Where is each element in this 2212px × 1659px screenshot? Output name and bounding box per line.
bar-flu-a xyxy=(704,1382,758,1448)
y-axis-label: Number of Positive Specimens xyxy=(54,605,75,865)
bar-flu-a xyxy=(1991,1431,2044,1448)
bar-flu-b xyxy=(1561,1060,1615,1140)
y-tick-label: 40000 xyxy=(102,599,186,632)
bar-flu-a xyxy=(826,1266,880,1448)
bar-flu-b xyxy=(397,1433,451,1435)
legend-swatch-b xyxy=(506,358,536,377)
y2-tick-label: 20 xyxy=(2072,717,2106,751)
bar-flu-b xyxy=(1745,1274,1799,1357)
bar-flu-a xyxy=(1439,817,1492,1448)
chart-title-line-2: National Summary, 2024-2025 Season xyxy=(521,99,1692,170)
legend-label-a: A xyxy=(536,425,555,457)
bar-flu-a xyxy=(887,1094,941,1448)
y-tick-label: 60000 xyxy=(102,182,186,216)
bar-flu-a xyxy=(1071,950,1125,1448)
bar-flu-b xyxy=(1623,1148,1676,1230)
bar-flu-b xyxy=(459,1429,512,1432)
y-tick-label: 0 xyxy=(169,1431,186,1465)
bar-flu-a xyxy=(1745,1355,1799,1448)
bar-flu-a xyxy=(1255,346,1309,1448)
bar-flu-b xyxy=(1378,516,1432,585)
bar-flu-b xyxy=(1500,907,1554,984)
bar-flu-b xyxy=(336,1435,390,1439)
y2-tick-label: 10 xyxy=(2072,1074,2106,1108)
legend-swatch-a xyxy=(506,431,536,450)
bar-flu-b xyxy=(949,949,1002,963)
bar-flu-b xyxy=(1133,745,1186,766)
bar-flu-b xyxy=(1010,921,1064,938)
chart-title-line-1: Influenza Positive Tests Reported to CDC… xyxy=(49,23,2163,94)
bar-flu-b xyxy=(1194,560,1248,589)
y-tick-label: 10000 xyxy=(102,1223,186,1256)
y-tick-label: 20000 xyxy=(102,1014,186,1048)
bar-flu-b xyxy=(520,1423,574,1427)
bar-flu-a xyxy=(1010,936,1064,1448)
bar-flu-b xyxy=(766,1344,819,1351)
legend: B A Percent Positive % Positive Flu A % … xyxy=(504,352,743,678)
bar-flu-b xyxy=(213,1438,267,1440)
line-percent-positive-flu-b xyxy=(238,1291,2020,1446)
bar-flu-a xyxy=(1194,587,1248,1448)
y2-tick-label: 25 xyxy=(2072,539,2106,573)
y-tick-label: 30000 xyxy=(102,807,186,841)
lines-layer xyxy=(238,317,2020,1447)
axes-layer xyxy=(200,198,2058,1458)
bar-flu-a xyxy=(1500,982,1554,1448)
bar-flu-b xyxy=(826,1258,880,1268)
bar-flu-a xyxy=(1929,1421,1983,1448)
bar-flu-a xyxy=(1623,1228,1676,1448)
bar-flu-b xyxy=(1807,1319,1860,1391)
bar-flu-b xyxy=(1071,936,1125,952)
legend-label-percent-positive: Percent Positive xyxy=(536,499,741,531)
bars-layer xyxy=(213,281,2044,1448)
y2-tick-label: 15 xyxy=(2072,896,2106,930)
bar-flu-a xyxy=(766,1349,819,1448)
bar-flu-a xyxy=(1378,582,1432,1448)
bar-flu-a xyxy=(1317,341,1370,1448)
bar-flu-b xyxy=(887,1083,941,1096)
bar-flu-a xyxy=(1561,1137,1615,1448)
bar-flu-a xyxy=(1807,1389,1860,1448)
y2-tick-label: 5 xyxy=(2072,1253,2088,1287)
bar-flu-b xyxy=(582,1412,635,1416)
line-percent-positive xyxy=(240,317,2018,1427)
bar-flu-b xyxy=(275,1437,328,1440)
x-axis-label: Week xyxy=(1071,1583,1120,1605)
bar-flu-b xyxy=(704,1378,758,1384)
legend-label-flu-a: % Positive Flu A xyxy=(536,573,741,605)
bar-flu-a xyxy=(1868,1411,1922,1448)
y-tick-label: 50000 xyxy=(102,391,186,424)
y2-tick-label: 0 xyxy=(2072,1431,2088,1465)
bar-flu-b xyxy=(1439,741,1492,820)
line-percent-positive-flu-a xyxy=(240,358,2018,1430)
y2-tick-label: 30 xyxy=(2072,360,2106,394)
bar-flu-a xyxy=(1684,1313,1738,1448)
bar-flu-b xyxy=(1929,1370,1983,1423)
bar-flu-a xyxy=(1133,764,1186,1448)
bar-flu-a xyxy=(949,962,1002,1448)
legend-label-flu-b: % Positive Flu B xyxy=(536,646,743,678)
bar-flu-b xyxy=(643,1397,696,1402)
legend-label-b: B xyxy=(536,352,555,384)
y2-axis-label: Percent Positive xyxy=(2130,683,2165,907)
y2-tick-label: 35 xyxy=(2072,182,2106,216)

• • • • •

**EXERCISE BRIEF**.
Reproduce the records, replacing "bar-flu-b" with "bar-influenza-b" and leaving everything else unchanged.

**WORKED SOLUTION**.
Where is each element in this 2212px × 1659px screenshot? Output name and bounding box per line.
bar-flu-a xyxy=(704,1382,758,1448)
y-axis-label: Number of Positive Specimens xyxy=(54,605,75,865)
bar-flu-a xyxy=(1991,1431,2044,1448)
bar-influenza-b xyxy=(1561,1060,1615,1140)
y-tick-label: 40000 xyxy=(102,599,186,632)
bar-flu-a xyxy=(826,1266,880,1448)
bar-influenza-b xyxy=(397,1433,451,1435)
legend-swatch-b xyxy=(506,358,536,377)
y2-tick-label: 20 xyxy=(2072,717,2106,751)
bar-influenza-b xyxy=(1745,1274,1799,1357)
bar-flu-a xyxy=(1439,817,1492,1448)
chart-title-line-2: National Summary, 2024-2025 Season xyxy=(521,99,1692,170)
legend-label-a: A xyxy=(536,425,555,457)
bar-flu-a xyxy=(887,1094,941,1448)
y-tick-label: 60000 xyxy=(102,182,186,216)
bar-flu-a xyxy=(1071,950,1125,1448)
bar-influenza-b xyxy=(1623,1148,1676,1230)
bar-influenza-b xyxy=(459,1429,512,1432)
y-tick-label: 0 xyxy=(169,1431,186,1465)
bar-flu-a xyxy=(1745,1355,1799,1448)
bar-flu-a xyxy=(1255,346,1309,1448)
bar-influenza-b xyxy=(1378,516,1432,585)
bar-influenza-b xyxy=(1500,907,1554,984)
bar-influenza-b xyxy=(336,1435,390,1439)
y2-tick-label: 10 xyxy=(2072,1074,2106,1108)
legend-swatch-a xyxy=(506,431,536,450)
bar-influenza-b xyxy=(949,949,1002,963)
bar-influenza-b xyxy=(1133,745,1186,766)
bar-influenza-b xyxy=(1010,921,1064,938)
chart-title-line-1: Influenza Positive Tests Reported to CDC… xyxy=(49,23,2163,94)
bar-influenza-b xyxy=(1194,560,1248,589)
y-tick-label: 10000 xyxy=(102,1223,186,1256)
y-tick-label: 20000 xyxy=(102,1014,186,1048)
bar-influenza-b xyxy=(520,1423,574,1427)
bar-flu-a xyxy=(1010,936,1064,1448)
bar-influenza-b xyxy=(766,1344,819,1351)
legend: B A Percent Positive % Positive Flu A % … xyxy=(504,352,743,678)
bar-influenza-b xyxy=(213,1438,267,1440)
line-percent-positive-flu-b xyxy=(238,1291,2020,1446)
bar-flu-a xyxy=(1194,587,1248,1448)
y2-tick-label: 25 xyxy=(2072,539,2106,573)
y-tick-label: 30000 xyxy=(102,807,186,841)
lines-layer xyxy=(238,317,2020,1447)
axes-layer xyxy=(200,198,2058,1458)
bar-flu-a xyxy=(1500,982,1554,1448)
bar-influenza-b xyxy=(826,1258,880,1268)
bar-flu-a xyxy=(1929,1421,1983,1448)
bar-flu-a xyxy=(1623,1228,1676,1448)
bar-influenza-b xyxy=(1807,1319,1860,1391)
bar-influenza-b xyxy=(1071,936,1125,952)
legend-label-percent-positive: Percent Positive xyxy=(536,499,741,531)
bars-layer xyxy=(213,281,2044,1448)
y2-tick-label: 15 xyxy=(2072,896,2106,930)
bar-flu-a xyxy=(766,1349,819,1448)
bar-flu-a xyxy=(1378,582,1432,1448)
bar-flu-a xyxy=(1317,341,1370,1448)
bar-influenza-b xyxy=(887,1083,941,1096)
bar-flu-a xyxy=(1561,1137,1615,1448)
bar-flu-a xyxy=(1807,1389,1860,1448)
y2-tick-label: 5 xyxy=(2072,1253,2088,1287)
bar-influenza-b xyxy=(582,1412,635,1416)
line-percent-positive xyxy=(240,317,2018,1427)
bar-influenza-b xyxy=(275,1437,328,1440)
x-axis-label: Week xyxy=(1071,1583,1120,1605)
bar-influenza-b xyxy=(704,1378,758,1384)
legend-label-flu-a: % Positive Flu A xyxy=(536,573,741,605)
bar-flu-a xyxy=(1868,1411,1922,1448)
y-tick-label: 50000 xyxy=(102,391,186,424)
y2-tick-label: 0 xyxy=(2072,1431,2088,1465)
bar-influenza-b xyxy=(1439,741,1492,820)
line-percent-positive-flu-a xyxy=(240,358,2018,1430)
y2-tick-label: 30 xyxy=(2072,360,2106,394)
bar-flu-a xyxy=(1684,1313,1738,1448)
bar-influenza-b xyxy=(1929,1370,1983,1423)
bar-flu-a xyxy=(1133,764,1186,1448)
bar-flu-a xyxy=(949,962,1002,1448)
legend-label-flu-b: % Positive Flu B xyxy=(536,646,743,678)
bar-influenza-b xyxy=(643,1397,696,1402)
legend-label-b: B xyxy=(536,352,555,384)
y2-axis-label: Percent Positive xyxy=(2130,683,2165,907)
y2-tick-label: 35 xyxy=(2072,182,2106,216)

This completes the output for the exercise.